-- start THE DATA --

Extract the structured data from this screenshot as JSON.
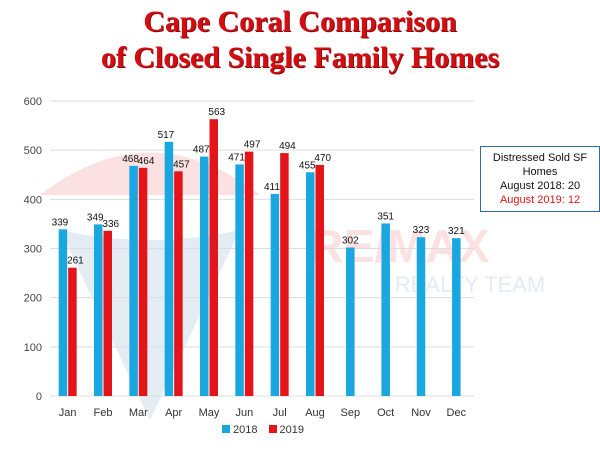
{
  "title_lines": [
    "Cape Coral Comparison",
    "of Closed Single Family Homes"
  ],
  "info_box": {
    "heading": "Distressed Sold SF Homes",
    "line_2018": "August 2018: 20",
    "line_2019": "August 2019: 12"
  },
  "watermark": {
    "text_1": "RE/MAX",
    "text_2": "REALTY TEAM"
  },
  "colors": {
    "series_2018": "#1aa7e0",
    "series_2019": "#e3151a",
    "title": "#d40d12",
    "grid": "#dddddd"
  },
  "chart_data": {
    "type": "bar",
    "categories": [
      "Jan",
      "Feb",
      "Mar",
      "Apr",
      "May",
      "Jun",
      "Jul",
      "Aug",
      "Sep",
      "Oct",
      "Nov",
      "Dec"
    ],
    "series": [
      {
        "name": "2018",
        "values": [
          339,
          349,
          468,
          517,
          487,
          471,
          411,
          455,
          302,
          351,
          323,
          321
        ]
      },
      {
        "name": "2019",
        "values": [
          261,
          336,
          464,
          457,
          563,
          497,
          494,
          470,
          null,
          null,
          null,
          null
        ]
      }
    ],
    "ylim": [
      0,
      600
    ],
    "yticks": [
      0,
      100,
      200,
      300,
      400,
      500,
      600
    ],
    "grid": true,
    "legend": "bottom",
    "xlabel": "",
    "ylabel": ""
  }
}
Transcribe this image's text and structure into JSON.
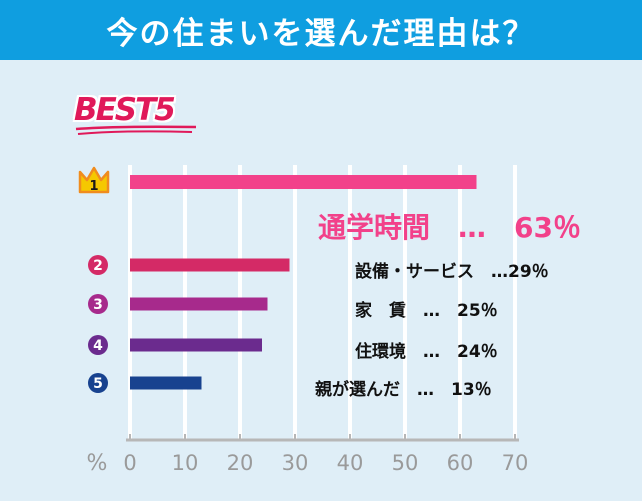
{
  "header": {
    "title": "今の住まいを選んだ理由は？"
  },
  "badge": {
    "text": "BEST5"
  },
  "chart_data": {
    "type": "bar",
    "orientation": "horizontal",
    "unit_label": "%",
    "xlim": [
      0,
      70
    ],
    "xticks": [
      0,
      10,
      20,
      30,
      40,
      50,
      60,
      70
    ],
    "grid": true,
    "bars": [
      {
        "rank": "1",
        "value": 63,
        "color": "#f2418a",
        "label": "通学時間　…　63％"
      },
      {
        "rank": "2",
        "value": 29,
        "color": "#d42a66",
        "label": "設備・サービス　…29％"
      },
      {
        "rank": "3",
        "value": 25,
        "color": "#a72a8c",
        "label": "家　賃　…　25％"
      },
      {
        "rank": "4",
        "value": 24,
        "color": "#6b2b8e",
        "label": "住環境　…　24％"
      },
      {
        "rank": "5",
        "value": 13,
        "color": "#18428f",
        "label": "親が選んだ　…　13％"
      }
    ]
  }
}
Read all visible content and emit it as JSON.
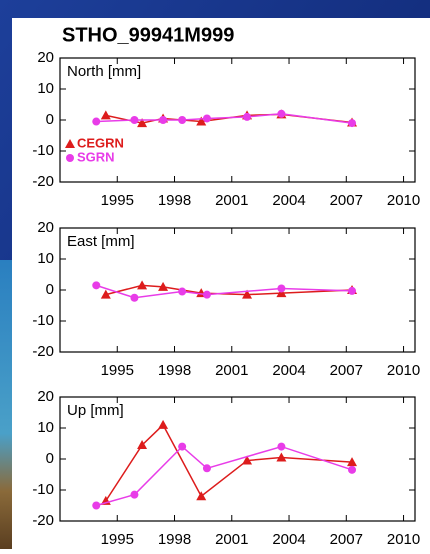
{
  "title": "STHO_99941M999",
  "chart_data": [
    {
      "type": "line",
      "label": "North [mm]",
      "xlim": [
        1992,
        2010.6
      ],
      "ylim": [
        -20,
        20
      ],
      "xticks": [
        1995,
        1998,
        2001,
        2004,
        2007,
        2010
      ],
      "yticks": [
        -20,
        -10,
        0,
        10,
        20
      ],
      "legend": "lower left",
      "series": [
        {
          "name": "CEGRN",
          "color": "#dd1c1c",
          "marker": "triangle",
          "x": [
            1994.4,
            1996.3,
            1997.4,
            1999.4,
            2001.8,
            2003.6,
            2007.3
          ],
          "values": [
            1.5,
            -1,
            0.5,
            -0.5,
            1.5,
            1.8,
            -0.8
          ]
        },
        {
          "name": "SGRN",
          "color": "#e83ce8",
          "marker": "circle",
          "x": [
            1993.9,
            1995.9,
            1997.4,
            1998.4,
            1999.7,
            2001.8,
            2003.6,
            2007.3
          ],
          "values": [
            -0.5,
            0,
            0,
            0,
            0.5,
            1,
            2,
            -1
          ]
        }
      ]
    },
    {
      "type": "line",
      "label": "East [mm]",
      "xlim": [
        1992,
        2010.6
      ],
      "ylim": [
        -20,
        20
      ],
      "xticks": [
        1995,
        1998,
        2001,
        2004,
        2007,
        2010
      ],
      "yticks": [
        -20,
        -10,
        0,
        10,
        20
      ],
      "series": [
        {
          "color": "#dd1c1c",
          "marker": "triangle",
          "x": [
            1994.4,
            1996.3,
            1997.4,
            1999.4,
            2001.8,
            2003.6,
            2007.3
          ],
          "values": [
            -1.5,
            1.5,
            1,
            -1,
            -1.5,
            -1,
            0
          ]
        },
        {
          "color": "#e83ce8",
          "marker": "circle",
          "x": [
            1993.9,
            1995.9,
            1998.4,
            1999.7,
            2003.6,
            2007.3
          ],
          "values": [
            1.5,
            -2.5,
            -0.5,
            -1.5,
            0.5,
            -0.3
          ]
        }
      ]
    },
    {
      "type": "line",
      "label": "Up [mm]",
      "xlim": [
        1992,
        2010.6
      ],
      "ylim": [
        -20,
        20
      ],
      "xticks": [
        1995,
        1998,
        2001,
        2004,
        2007,
        2010
      ],
      "yticks": [
        -20,
        -10,
        0,
        10,
        20
      ],
      "series": [
        {
          "color": "#dd1c1c",
          "marker": "triangle",
          "x": [
            1994.4,
            1996.3,
            1997.4,
            1999.4,
            2001.8,
            2003.6,
            2007.3
          ],
          "values": [
            -13.5,
            4.5,
            11,
            -12,
            -0.5,
            0.5,
            -1
          ]
        },
        {
          "color": "#e83ce8",
          "marker": "circle",
          "x": [
            1993.9,
            1995.9,
            1998.4,
            1999.7,
            2003.6,
            2007.3
          ],
          "values": [
            -15,
            -11.5,
            4,
            -3,
            4,
            -3.5
          ]
        }
      ]
    }
  ]
}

-- end THE DATA --

Copy the material above in full and exactly, skipping pictures.

Extract the structured data from this screenshot as JSON.
{
  "title_lines": [
    "Cape Coral Comparison",
    "of Closed Single Family Homes"
  ],
  "info_box": {
    "heading": "Distressed Sold SF Homes",
    "line_2018": "August 2018: 20",
    "line_2019": "August 2019: 12"
  },
  "watermark": {
    "text_1": "RE/MAX",
    "text_2": "REALTY TEAM"
  },
  "colors": {
    "series_2018": "#1aa7e0",
    "series_2019": "#e3151a",
    "title": "#d40d12",
    "grid": "#dddddd"
  },
  "chart_data": {
    "type": "bar",
    "categories": [
      "Jan",
      "Feb",
      "Mar",
      "Apr",
      "May",
      "Jun",
      "Jul",
      "Aug",
      "Sep",
      "Oct",
      "Nov",
      "Dec"
    ],
    "series": [
      {
        "name": "2018",
        "values": [
          339,
          349,
          468,
          517,
          487,
          471,
          411,
          455,
          302,
          351,
          323,
          321
        ]
      },
      {
        "name": "2019",
        "values": [
          261,
          336,
          464,
          457,
          563,
          497,
          494,
          470,
          null,
          null,
          null,
          null
        ]
      }
    ],
    "ylim": [
      0,
      600
    ],
    "yticks": [
      0,
      100,
      200,
      300,
      400,
      500,
      600
    ],
    "grid": true,
    "legend": "bottom",
    "xlabel": "",
    "ylabel": ""
  }
}
Transcribe this image's text and structure into JSON.
{
  "header": {
    "title": "今の住まいを選んだ理由は？"
  },
  "badge": {
    "text": "BEST5"
  },
  "chart_data": {
    "type": "bar",
    "orientation": "horizontal",
    "unit_label": "%",
    "xlim": [
      0,
      70
    ],
    "xticks": [
      0,
      10,
      20,
      30,
      40,
      50,
      60,
      70
    ],
    "grid": true,
    "bars": [
      {
        "rank": "1",
        "value": 63,
        "color": "#f2418a",
        "label": "通学時間　…　63％"
      },
      {
        "rank": "2",
        "value": 29,
        "color": "#d42a66",
        "label": "設備・サービス　…29％"
      },
      {
        "rank": "3",
        "value": 25,
        "color": "#a72a8c",
        "label": "家　賃　…　25％"
      },
      {
        "rank": "4",
        "value": 24,
        "color": "#6b2b8e",
        "label": "住環境　…　24％"
      },
      {
        "rank": "5",
        "value": 13,
        "color": "#18428f",
        "label": "親が選んだ　…　13％"
      }
    ]
  }
}
Read all visible content and emit it as JSON.
{
  "title": "STHO_99941M999",
  "chart_data": [
    {
      "type": "line",
      "label": "North [mm]",
      "xlim": [
        1992,
        2010.6
      ],
      "ylim": [
        -20,
        20
      ],
      "xticks": [
        1995,
        1998,
        2001,
        2004,
        2007,
        2010
      ],
      "yticks": [
        -20,
        -10,
        0,
        10,
        20
      ],
      "legend": "lower left",
      "series": [
        {
          "name": "CEGRN",
          "color": "#dd1c1c",
          "marker": "triangle",
          "x": [
            1994.4,
            1996.3,
            1997.4,
            1999.4,
            2001.8,
            2003.6,
            2007.3
          ],
          "values": [
            1.5,
            -1,
            0.5,
            -0.5,
            1.5,
            1.8,
            -0.8
          ]
        },
        {
          "name": "SGRN",
          "color": "#e83ce8",
          "marker": "circle",
          "x": [
            1993.9,
            1995.9,
            1997.4,
            1998.4,
            1999.7,
            2001.8,
            2003.6,
            2007.3
          ],
          "values": [
            -0.5,
            0,
            0,
            0,
            0.5,
            1,
            2,
            -1
          ]
        }
      ]
    },
    {
      "type": "line",
      "label": "East [mm]",
      "xlim": [
        1992,
        2010.6
      ],
      "ylim": [
        -20,
        20
      ],
      "xticks": [
        1995,
        1998,
        2001,
        2004,
        2007,
        2010
      ],
      "yticks": [
        -20,
        -10,
        0,
        10,
        20
      ],
      "series": [
        {
          "color": "#dd1c1c",
          "marker": "triangle",
          "x": [
            1994.4,
            1996.3,
            1997.4,
            1999.4,
            2001.8,
            2003.6,
            2007.3
          ],
          "values": [
            -1.5,
            1.5,
            1,
            -1,
            -1.5,
            -1,
            0
          ]
        },
        {
          "color": "#e83ce8",
          "marker": "circle",
          "x": [
            1993.9,
            1995.9,
            1998.4,
            1999.7,
            2003.6,
            2007.3
          ],
          "values": [
            1.5,
            -2.5,
            -0.5,
            -1.5,
            0.5,
            -0.3
          ]
        }
      ]
    },
    {
      "type": "line",
      "label": "Up [mm]",
      "xlim": [
        1992,
        2010.6
      ],
      "ylim": [
        -20,
        20
      ],
      "xticks": [
        1995,
        1998,
        2001,
        2004,
        2007,
        2010
      ],
      "yticks": [
        -20,
        -10,
        0,
        10,
        20
      ],
      "series": [
        {
          "color": "#dd1c1c",
          "marker": "triangle",
          "x": [
            1994.4,
            1996.3,
            1997.4,
            1999.4,
            2001.8,
            2003.6,
            2007.3
          ],
          "values": [
            -13.5,
            4.5,
            11,
            -12,
            -0.5,
            0.5,
            -1
          ]
        },
        {
          "color": "#e83ce8",
          "marker": "circle",
          "x": [
            1993.9,
            1995.9,
            1998.4,
            1999.7,
            2003.6,
            2007.3
          ],
          "values": [
            -15,
            -11.5,
            4,
            -3,
            4,
            -3.5
          ]
        }
      ]
    }
  ]
}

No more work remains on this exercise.